**GIVEN REQUEST**
Count how many lines hold the string "OECD". Answer with that number and nothing more.

--- BEGIN ---

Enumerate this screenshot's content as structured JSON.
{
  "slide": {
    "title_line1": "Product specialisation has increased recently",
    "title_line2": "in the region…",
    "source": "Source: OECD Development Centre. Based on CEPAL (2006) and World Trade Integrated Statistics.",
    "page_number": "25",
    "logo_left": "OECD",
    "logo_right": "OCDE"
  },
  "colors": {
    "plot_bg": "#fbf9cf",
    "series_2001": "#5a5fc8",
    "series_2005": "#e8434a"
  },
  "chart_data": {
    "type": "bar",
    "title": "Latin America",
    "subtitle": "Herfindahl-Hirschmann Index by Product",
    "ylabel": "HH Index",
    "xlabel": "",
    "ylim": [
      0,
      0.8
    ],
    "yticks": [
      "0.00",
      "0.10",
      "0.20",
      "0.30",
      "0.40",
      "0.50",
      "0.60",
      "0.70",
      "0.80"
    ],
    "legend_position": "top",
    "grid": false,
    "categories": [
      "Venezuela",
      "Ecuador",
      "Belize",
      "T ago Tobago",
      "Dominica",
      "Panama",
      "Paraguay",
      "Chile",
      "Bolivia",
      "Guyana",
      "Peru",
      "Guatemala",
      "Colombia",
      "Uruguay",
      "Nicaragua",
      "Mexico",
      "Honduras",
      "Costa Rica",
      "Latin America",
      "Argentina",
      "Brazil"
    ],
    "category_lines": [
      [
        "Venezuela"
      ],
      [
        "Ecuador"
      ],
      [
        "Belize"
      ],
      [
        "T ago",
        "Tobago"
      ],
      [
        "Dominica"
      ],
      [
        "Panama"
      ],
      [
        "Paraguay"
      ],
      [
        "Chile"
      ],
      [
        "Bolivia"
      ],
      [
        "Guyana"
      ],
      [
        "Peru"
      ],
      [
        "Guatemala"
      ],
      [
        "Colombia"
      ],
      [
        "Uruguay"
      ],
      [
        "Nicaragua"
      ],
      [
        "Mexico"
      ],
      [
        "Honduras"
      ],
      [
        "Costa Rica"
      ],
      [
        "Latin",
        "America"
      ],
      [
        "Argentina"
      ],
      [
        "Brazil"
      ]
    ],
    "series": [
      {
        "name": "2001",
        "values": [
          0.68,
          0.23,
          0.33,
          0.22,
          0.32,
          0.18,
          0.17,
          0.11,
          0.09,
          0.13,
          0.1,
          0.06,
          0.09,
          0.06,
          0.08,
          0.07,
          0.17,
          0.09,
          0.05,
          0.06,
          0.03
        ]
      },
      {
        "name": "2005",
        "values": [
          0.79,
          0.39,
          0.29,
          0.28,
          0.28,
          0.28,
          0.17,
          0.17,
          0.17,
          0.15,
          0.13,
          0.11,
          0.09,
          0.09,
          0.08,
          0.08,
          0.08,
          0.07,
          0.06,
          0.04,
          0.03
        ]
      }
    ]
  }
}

--- END ---

**SOLUTION**
2